◆ **What is required**:
Make an exact copy of all the entries, with the pictures left out.

--- start Exercise materials ---

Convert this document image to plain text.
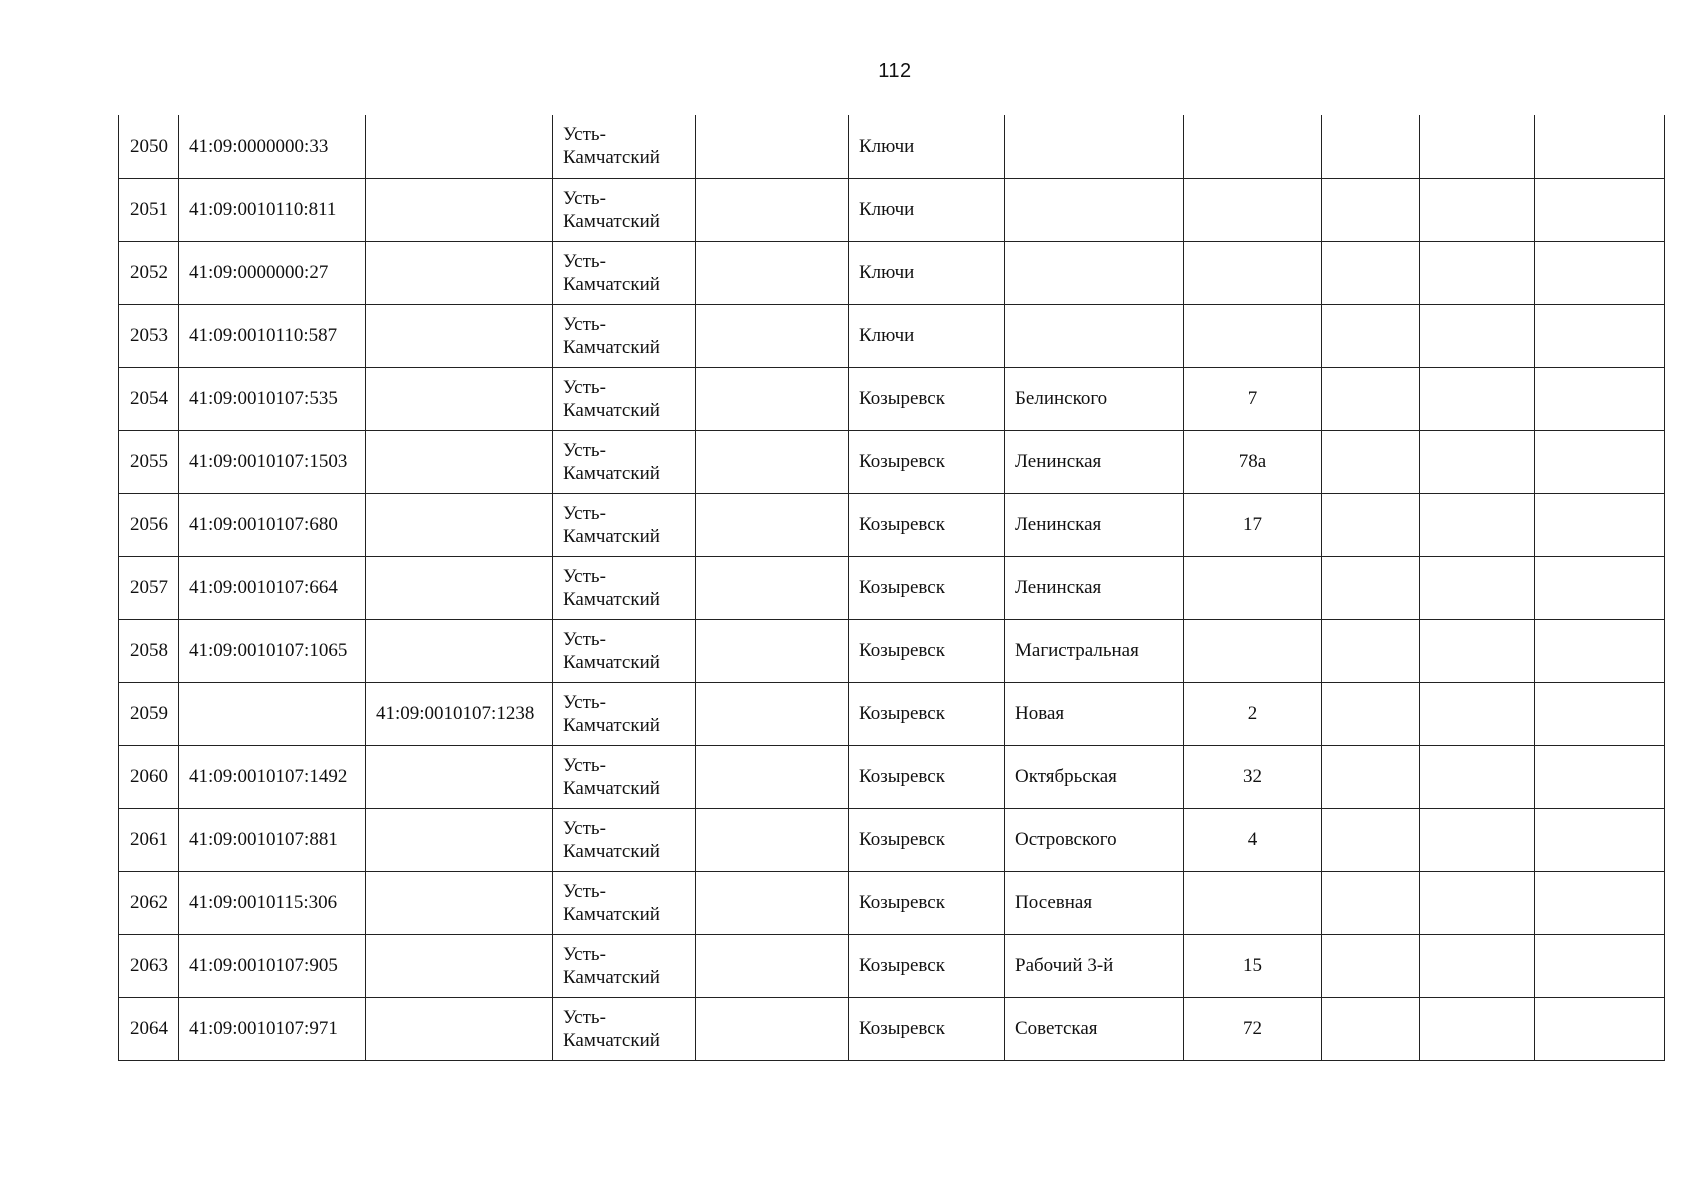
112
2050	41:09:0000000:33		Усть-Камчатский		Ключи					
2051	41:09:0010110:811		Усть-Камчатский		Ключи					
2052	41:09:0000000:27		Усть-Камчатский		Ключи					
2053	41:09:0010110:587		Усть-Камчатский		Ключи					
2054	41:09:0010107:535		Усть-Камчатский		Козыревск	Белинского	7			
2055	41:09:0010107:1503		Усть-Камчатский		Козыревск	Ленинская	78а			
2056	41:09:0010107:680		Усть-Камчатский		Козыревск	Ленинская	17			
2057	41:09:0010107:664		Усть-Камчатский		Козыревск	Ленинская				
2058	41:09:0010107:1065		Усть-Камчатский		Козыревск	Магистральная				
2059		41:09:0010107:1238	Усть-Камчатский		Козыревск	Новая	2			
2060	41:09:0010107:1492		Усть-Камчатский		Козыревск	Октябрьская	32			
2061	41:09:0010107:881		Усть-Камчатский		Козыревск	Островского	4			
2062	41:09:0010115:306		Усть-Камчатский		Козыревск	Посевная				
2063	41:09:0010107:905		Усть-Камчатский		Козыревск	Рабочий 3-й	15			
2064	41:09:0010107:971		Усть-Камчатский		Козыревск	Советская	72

--- end Exercise materials ---

◆ **Exercise response**:
Convert this document image to plain text.
112
2050	41:09:0000000:33		Усть-Камчатский		Ключи					
2051	41:09:0010110:811		Усть-Камчатский		Ключи					
2052	41:09:0000000:27		Усть-Камчатский		Ключи					
2053	41:09:0010110:587		Усть-Камчатский		Ключи					
2054	41:09:0010107:535		Усть-Камчатский		Козыревск	Белинского	7			
2055	41:09:0010107:1503		Усть-Камчатский		Козыревск	Ленинская	78а			
2056	41:09:0010107:680		Усть-Камчатский		Козыревск	Ленинская	17			
2057	41:09:0010107:664		Усть-Камчатский		Козыревск	Ленинская				
2058	41:09:0010107:1065		Усть-Камчатский		Козыревск	Магистральная				
2059		41:09:0010107:1238	Усть-Камчатский		Козыревск	Новая	2			
2060	41:09:0010107:1492		Усть-Камчатский		Козыревск	Октябрьская	32			
2061	41:09:0010107:881		Усть-Камчатский		Козыревск	Островского	4			
2062	41:09:0010115:306		Усть-Камчатский		Козыревск	Посевная				
2063	41:09:0010107:905		Усть-Камчатский		Козыревск	Рабочий 3-й	15			
2064	41:09:0010107:971		Усть-Камчатский		Козыревск	Советская	72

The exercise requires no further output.